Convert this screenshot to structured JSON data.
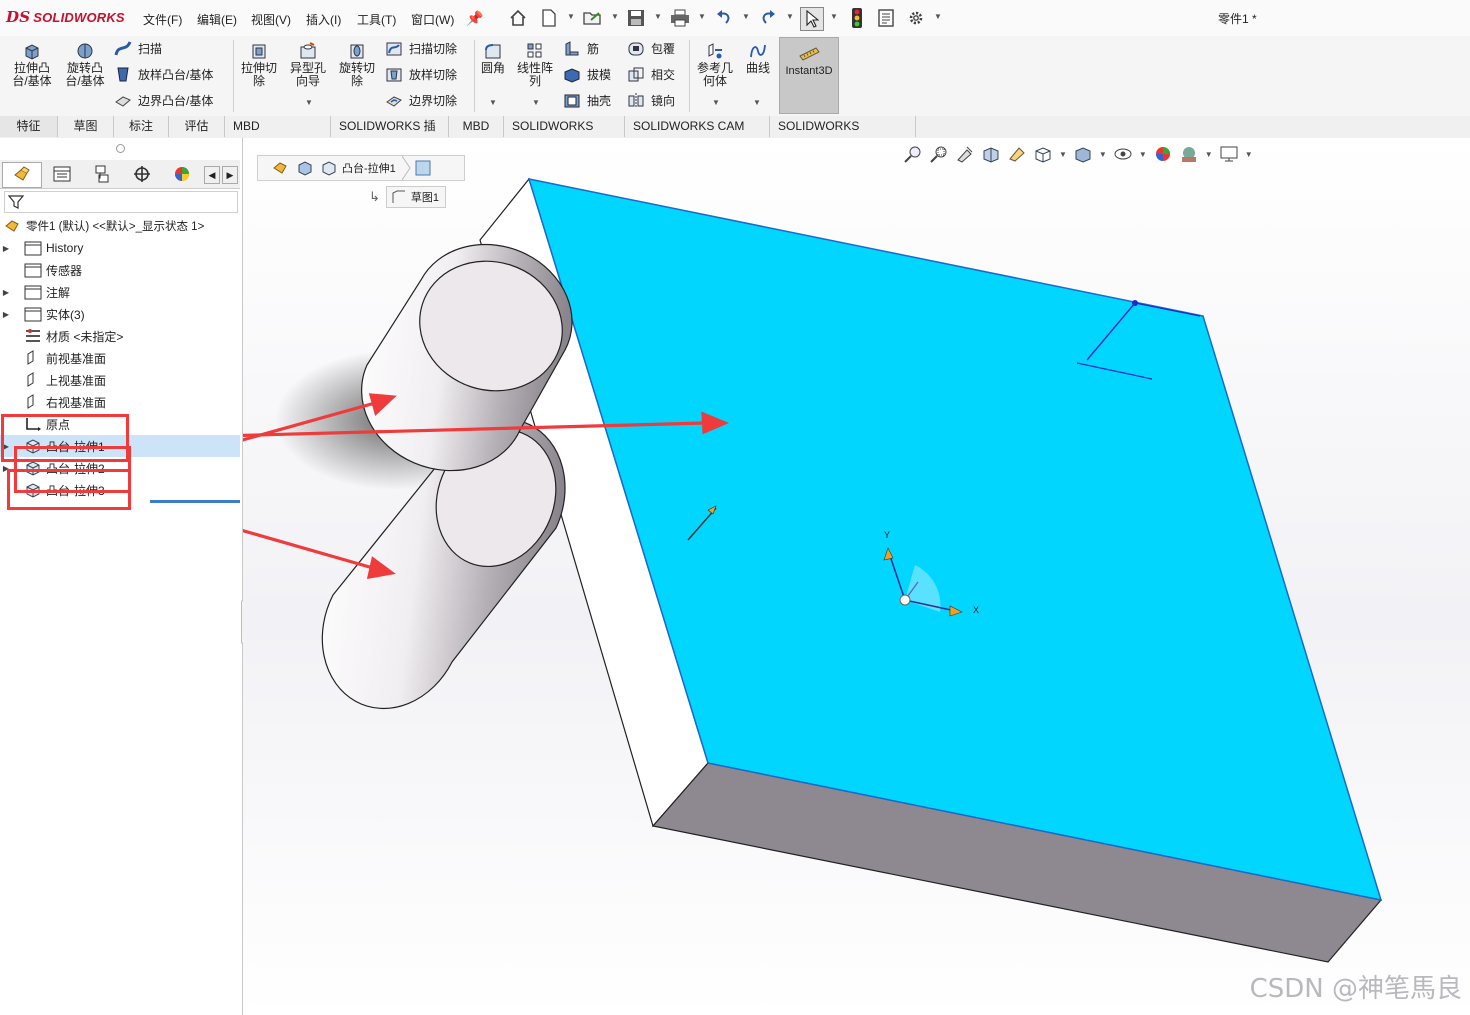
{
  "app": {
    "logo_ds": "DS",
    "logo_text": "SOLIDWORKS",
    "document_title": "零件1 *"
  },
  "menu": [
    {
      "label": "文件(F)"
    },
    {
      "label": "编辑(E)"
    },
    {
      "label": "视图(V)"
    },
    {
      "label": "插入(I)"
    },
    {
      "label": "工具(T)"
    },
    {
      "label": "窗口(W)"
    }
  ],
  "ribbon": {
    "extrude_boss": "拉伸凸\n台/基体",
    "revolve_boss": "旋转凸\n台/基体",
    "sweep": "扫描",
    "loft": "放样凸台/基体",
    "boundary": "边界凸台/基体",
    "extrude_cut": "拉伸切\n除",
    "hole_wizard": "异型孔\n向导",
    "revolve_cut": "旋转切\n除",
    "swept_cut": "扫描切除",
    "lofted_cut": "放样切除",
    "boundary_cut": "边界切除",
    "fillet": "圆角",
    "linear_pattern": "线性阵\n列",
    "rib": "筋",
    "draft": "拔模",
    "shell": "抽壳",
    "wrap": "包覆",
    "intersect": "相交",
    "mirror": "镜向",
    "ref_geometry": "参考几\n何体",
    "curves": "曲线",
    "instant3d": "Instant3D"
  },
  "tabs": [
    {
      "label": "特征"
    },
    {
      "label": "草图"
    },
    {
      "label": "标注"
    },
    {
      "label": "评估"
    },
    {
      "label": "MBD Dimensions"
    },
    {
      "label": "SOLIDWORKS 插件"
    },
    {
      "label": "MBD"
    },
    {
      "label": "SOLIDWORKS CAM"
    },
    {
      "label": "SOLIDWORKS CAM TBM"
    },
    {
      "label": "SOLIDWORKS Inspection"
    }
  ],
  "tree": {
    "root": "零件1 (默认) <<默认>_显示状态 1>",
    "items": [
      {
        "label": "History"
      },
      {
        "label": "传感器"
      },
      {
        "label": "注解"
      },
      {
        "label": "实体(3)"
      },
      {
        "label": "材质 <未指定>"
      },
      {
        "label": "前视基准面"
      },
      {
        "label": "上视基准面"
      },
      {
        "label": "右视基准面"
      },
      {
        "label": "原点"
      },
      {
        "label": "凸台-拉伸1"
      },
      {
        "label": "凸台-拉伸2"
      },
      {
        "label": "凸台-拉伸3"
      }
    ]
  },
  "breadcrumb": {
    "feature": "凸台-拉伸1",
    "sketch": "草图1"
  },
  "axes": {
    "x": "X",
    "y": "Y"
  },
  "watermark": "CSDN @神笔馬良",
  "colors": {
    "face_selected": "#00d6ff",
    "annotation_red": "#ef3b3b",
    "cylinder_top": "#ece8ec",
    "block_side": "#8e8890"
  }
}
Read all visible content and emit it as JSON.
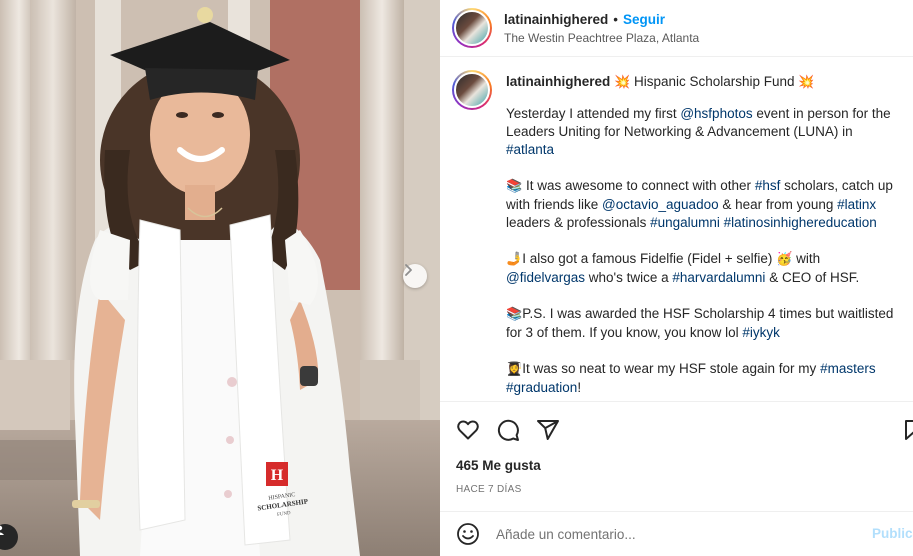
{
  "post": {
    "username": "latinainhighered",
    "separator": "•",
    "follow_label": "Seguir",
    "location": "The Westin Peachtree Plaza, Atlanta"
  },
  "caption": {
    "username": "latinainhighered",
    "title_emoji_left": "💥",
    "title": "Hispanic Scholarship Fund",
    "title_emoji_right": "💥",
    "p1_a": "Yesterday I attended my first ",
    "p1_tag1": "@hsfphotos",
    "p1_b": " event in person for the Leaders Uniting for Networking & Advancement (LUNA) in ",
    "p1_tag2": "#atlanta",
    "p2_emoji": "📚",
    "p2_a": " It was awesome to connect with other ",
    "p2_tag1": "#hsf",
    "p2_b": " scholars, catch up with friends like ",
    "p2_tag2": "@octavio_aguadoo",
    "p2_c": " & hear from young ",
    "p2_tag3": "#latinx",
    "p2_d": " leaders & professionals ",
    "p2_tag4": "#ungalumni",
    "p2_e": " ",
    "p2_tag5": "#latinosinhighereducation",
    "p3_emoji": "🤳",
    "p3_a": "I also got a famous Fidelfie (Fidel + selfie) ",
    "p3_emoji2": "🥳",
    "p3_b": " with ",
    "p3_tag1": "@fidelvargas",
    "p3_c": " who's twice a ",
    "p3_tag2": "#harvardalumni",
    "p3_d": " & CEO of HSF.",
    "p4_emoji": "📚",
    "p4_a": "P.S. I was awarded the HSF Scholarship 4 times but waitlisted for 3 of them. If you know, you know lol ",
    "p4_tag1": "#iykyk",
    "p5_emoji": "👩‍🎓",
    "p5_a": "It was so neat to wear my HSF stole again for my ",
    "p5_tag1": "#masters",
    "p5_b": " ",
    "p5_tag2": "#graduation",
    "p5_c": "!"
  },
  "actions": {
    "icons": [
      "heart-icon",
      "comment-icon",
      "share-icon",
      "bookmark-icon"
    ]
  },
  "likes": "465 Me gusta",
  "timestamp": "HACE 7 DÍAS",
  "comment": {
    "placeholder": "Añade un comentario...",
    "publish_label": "Publicar"
  },
  "stole": {
    "line1": "HISPANIC",
    "line2": "SCHOLARSHIP",
    "line3": "FUND"
  },
  "colors": {
    "link": "#0095f6",
    "hashtag": "#00376b",
    "publish_disabled": "#b2dffc",
    "text": "#262626",
    "muted": "#737373"
  }
}
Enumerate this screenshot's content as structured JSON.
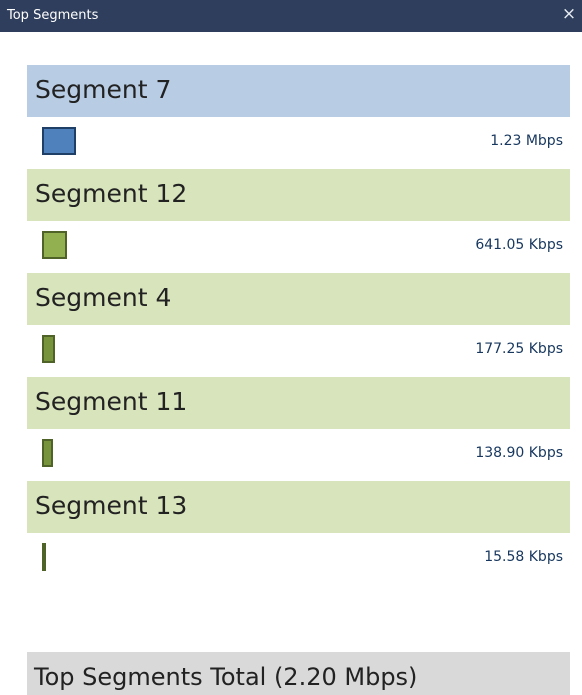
{
  "window": {
    "title": "Top Segments",
    "close_glyph": "×",
    "close_icon": "close-icon"
  },
  "segments": [
    {
      "name": "Segment 7",
      "rate": "1.23 Mbps",
      "highlighted": true,
      "bar_color": "#4f81bd",
      "bar_fraction": 1.0
    },
    {
      "name": "Segment 12",
      "rate": "641.05 Kbps",
      "highlighted": false,
      "bar_color": "#92b050",
      "bar_fraction": 0.52
    },
    {
      "name": "Segment 4",
      "rate": "177.25 Kbps",
      "highlighted": false,
      "bar_color": "#77933c",
      "bar_fraction": 0.144
    },
    {
      "name": "Segment 11",
      "rate": "138.90 Kbps",
      "highlighted": false,
      "bar_color": "#77933c",
      "bar_fraction": 0.113
    },
    {
      "name": "Segment 13",
      "rate": "15.58 Kbps",
      "highlighted": false,
      "bar_color": "#77933c",
      "bar_fraction": 0.0127
    }
  ],
  "total": {
    "label": "Top Segments Total (2.20 Mbps)"
  },
  "colors": {
    "titlebar": "#2e3e5c",
    "highlight_row": "#b8cce4",
    "normal_row": "#d8e4bc",
    "total_row": "#d9d9d9",
    "rate_text": "#17375e"
  }
}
● ● ●
• Exercise description: Search the data for "with". Copy every line that has it.

• Output below:
    "p2_a": " It was awesome to connect with other ",
    "p2_b": " scholars, catch up with friends like ",
    "p3_b": " with ",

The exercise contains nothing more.